■ INPUT FOR THIS TASK
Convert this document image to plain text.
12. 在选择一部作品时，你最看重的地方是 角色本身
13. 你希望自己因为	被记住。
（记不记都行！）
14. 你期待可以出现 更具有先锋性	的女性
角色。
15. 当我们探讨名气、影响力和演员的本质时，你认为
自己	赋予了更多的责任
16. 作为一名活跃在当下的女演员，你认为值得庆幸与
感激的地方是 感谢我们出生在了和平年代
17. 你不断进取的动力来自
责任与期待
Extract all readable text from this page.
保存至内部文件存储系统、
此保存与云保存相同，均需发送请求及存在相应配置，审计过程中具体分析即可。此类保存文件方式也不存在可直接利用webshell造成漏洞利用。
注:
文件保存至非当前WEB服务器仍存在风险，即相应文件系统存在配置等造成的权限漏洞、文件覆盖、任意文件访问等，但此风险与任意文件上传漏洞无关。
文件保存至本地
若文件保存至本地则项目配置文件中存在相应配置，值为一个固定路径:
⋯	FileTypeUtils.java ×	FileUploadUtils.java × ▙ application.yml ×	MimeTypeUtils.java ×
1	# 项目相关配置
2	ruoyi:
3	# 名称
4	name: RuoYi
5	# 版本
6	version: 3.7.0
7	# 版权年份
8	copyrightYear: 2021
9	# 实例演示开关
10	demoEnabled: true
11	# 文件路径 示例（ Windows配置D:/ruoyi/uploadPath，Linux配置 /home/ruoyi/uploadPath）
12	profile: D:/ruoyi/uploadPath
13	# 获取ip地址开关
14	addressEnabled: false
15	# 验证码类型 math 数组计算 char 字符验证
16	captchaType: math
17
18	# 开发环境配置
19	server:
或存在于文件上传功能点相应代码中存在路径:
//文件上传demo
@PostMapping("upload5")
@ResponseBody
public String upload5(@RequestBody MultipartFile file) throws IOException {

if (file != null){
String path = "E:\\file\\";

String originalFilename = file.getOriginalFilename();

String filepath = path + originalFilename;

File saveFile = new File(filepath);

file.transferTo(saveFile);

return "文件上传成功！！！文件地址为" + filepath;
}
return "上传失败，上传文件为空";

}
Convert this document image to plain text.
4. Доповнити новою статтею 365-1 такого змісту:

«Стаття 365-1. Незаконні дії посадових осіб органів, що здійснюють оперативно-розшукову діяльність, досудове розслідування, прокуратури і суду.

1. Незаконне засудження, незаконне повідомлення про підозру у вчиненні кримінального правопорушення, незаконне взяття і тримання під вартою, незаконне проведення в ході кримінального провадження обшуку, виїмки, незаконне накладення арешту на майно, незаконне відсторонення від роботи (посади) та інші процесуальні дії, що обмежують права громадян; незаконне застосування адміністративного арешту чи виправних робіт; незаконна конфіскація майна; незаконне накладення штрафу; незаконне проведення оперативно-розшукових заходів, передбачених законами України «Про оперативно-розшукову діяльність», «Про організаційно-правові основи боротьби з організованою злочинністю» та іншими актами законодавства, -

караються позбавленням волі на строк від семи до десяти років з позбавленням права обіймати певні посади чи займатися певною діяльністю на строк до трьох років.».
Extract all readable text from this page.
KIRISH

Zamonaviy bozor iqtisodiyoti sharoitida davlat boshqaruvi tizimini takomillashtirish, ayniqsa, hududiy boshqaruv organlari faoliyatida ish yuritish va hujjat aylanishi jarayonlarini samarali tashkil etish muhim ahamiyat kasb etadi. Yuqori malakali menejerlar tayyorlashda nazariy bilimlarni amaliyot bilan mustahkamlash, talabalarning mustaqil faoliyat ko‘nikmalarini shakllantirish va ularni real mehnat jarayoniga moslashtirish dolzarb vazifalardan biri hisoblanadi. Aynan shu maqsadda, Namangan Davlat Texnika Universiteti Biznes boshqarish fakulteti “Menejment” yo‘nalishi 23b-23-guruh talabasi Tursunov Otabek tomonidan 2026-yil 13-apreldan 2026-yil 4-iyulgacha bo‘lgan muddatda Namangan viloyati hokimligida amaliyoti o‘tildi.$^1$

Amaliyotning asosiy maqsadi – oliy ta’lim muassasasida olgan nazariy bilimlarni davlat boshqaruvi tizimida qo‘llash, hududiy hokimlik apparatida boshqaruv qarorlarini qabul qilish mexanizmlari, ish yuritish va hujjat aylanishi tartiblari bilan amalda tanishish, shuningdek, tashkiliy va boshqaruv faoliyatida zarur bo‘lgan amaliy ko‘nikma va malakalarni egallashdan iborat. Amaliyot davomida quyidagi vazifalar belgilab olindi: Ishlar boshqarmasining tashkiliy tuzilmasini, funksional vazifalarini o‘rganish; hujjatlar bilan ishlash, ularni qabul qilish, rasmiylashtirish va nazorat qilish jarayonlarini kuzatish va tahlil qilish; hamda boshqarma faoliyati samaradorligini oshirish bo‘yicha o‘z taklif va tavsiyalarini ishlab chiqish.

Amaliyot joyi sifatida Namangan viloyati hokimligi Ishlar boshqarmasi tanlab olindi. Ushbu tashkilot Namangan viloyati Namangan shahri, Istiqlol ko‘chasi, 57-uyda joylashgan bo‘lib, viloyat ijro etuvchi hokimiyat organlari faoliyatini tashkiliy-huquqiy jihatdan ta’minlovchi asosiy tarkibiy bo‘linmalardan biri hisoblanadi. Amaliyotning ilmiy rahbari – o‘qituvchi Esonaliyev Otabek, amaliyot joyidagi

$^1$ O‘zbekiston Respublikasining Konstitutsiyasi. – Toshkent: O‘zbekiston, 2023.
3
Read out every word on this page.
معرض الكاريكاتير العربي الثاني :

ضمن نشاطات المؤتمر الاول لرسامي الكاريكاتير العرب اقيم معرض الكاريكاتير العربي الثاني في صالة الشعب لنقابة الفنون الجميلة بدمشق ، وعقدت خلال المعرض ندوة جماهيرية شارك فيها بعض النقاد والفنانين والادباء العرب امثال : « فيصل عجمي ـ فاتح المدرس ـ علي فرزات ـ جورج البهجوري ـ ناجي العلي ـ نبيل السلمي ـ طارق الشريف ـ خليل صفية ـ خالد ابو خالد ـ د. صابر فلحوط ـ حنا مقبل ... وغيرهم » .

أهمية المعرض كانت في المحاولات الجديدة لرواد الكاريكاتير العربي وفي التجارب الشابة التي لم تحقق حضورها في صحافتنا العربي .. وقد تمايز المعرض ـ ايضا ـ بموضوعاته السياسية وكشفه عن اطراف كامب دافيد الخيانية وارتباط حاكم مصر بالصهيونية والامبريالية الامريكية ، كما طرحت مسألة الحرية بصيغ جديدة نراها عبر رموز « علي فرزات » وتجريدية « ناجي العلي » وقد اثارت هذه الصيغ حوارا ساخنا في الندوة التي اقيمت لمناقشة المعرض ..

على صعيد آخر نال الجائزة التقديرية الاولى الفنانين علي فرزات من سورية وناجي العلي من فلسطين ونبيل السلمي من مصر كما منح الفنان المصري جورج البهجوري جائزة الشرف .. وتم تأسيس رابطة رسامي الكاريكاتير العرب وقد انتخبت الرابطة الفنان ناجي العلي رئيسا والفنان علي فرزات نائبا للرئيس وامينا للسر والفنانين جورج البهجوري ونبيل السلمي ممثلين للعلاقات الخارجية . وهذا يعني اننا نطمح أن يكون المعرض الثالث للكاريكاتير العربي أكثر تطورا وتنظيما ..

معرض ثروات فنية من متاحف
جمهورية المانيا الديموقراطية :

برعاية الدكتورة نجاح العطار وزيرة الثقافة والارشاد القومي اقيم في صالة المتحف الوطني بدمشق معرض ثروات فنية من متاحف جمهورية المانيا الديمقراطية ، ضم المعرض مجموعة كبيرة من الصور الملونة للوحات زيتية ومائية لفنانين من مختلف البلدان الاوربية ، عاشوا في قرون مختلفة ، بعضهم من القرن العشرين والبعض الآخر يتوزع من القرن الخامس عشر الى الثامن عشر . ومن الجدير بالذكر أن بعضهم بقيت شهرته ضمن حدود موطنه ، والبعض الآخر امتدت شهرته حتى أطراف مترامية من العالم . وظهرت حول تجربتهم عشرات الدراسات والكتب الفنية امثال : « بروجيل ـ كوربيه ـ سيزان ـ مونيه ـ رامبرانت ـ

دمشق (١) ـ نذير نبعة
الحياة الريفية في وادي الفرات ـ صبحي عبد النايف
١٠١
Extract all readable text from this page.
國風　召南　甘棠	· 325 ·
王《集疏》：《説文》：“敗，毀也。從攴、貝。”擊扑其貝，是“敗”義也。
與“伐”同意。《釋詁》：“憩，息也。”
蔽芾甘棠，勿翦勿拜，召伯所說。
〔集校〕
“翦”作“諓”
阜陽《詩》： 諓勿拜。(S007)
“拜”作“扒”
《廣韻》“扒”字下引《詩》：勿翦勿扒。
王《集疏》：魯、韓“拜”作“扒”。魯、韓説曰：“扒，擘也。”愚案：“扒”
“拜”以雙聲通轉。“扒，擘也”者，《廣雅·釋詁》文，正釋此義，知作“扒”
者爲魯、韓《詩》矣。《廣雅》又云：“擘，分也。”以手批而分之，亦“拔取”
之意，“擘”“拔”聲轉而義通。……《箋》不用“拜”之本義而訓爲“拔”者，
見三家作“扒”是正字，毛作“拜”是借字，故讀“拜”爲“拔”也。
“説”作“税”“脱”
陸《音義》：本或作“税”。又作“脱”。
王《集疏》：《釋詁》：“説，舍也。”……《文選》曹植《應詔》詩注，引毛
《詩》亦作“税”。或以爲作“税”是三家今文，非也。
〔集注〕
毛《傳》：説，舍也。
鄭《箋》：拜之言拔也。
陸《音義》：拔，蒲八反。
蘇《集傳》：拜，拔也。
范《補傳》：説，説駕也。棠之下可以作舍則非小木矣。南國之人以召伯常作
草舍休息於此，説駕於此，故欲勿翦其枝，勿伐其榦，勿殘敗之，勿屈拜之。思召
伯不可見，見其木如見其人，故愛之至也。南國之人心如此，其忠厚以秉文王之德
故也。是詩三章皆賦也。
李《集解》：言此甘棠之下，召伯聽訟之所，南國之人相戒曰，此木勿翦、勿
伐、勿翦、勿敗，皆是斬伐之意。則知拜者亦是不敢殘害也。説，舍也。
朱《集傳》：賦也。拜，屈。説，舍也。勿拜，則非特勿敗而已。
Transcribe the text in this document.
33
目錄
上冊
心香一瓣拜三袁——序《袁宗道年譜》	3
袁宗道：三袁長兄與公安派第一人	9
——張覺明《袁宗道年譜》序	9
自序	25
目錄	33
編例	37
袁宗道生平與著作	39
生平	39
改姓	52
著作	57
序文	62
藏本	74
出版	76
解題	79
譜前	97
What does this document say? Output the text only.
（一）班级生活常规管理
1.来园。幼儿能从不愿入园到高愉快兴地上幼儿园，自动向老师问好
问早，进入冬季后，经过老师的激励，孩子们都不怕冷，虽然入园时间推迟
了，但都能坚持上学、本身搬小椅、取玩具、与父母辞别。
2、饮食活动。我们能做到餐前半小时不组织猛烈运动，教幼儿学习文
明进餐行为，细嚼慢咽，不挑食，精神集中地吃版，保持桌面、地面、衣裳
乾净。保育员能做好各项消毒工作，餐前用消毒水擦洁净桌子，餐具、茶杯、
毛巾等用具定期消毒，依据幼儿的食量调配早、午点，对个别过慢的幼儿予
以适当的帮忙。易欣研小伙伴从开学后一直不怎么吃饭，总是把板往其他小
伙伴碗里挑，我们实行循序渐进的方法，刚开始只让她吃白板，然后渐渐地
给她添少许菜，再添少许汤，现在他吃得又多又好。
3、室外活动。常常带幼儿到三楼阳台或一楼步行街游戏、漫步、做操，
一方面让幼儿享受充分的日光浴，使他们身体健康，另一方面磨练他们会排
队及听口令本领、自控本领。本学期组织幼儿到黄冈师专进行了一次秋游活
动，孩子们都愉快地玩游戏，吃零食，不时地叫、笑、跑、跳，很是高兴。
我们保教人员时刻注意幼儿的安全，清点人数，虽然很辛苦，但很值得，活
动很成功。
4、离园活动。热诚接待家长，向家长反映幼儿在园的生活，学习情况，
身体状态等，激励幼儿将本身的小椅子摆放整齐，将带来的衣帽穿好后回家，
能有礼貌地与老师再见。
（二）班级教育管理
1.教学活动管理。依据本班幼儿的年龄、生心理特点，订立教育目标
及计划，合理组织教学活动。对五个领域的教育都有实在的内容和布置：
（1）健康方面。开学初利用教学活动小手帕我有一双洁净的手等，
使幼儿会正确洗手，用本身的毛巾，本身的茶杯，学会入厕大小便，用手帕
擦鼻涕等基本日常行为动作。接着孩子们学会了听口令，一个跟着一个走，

■ PROBLEM DETAILS
Select and copy every line of the material that holds the string "return".

■ ANSWER
return "文件上传成功！！！文件地址为" + filepath;
return "上传失败，上传文件为空";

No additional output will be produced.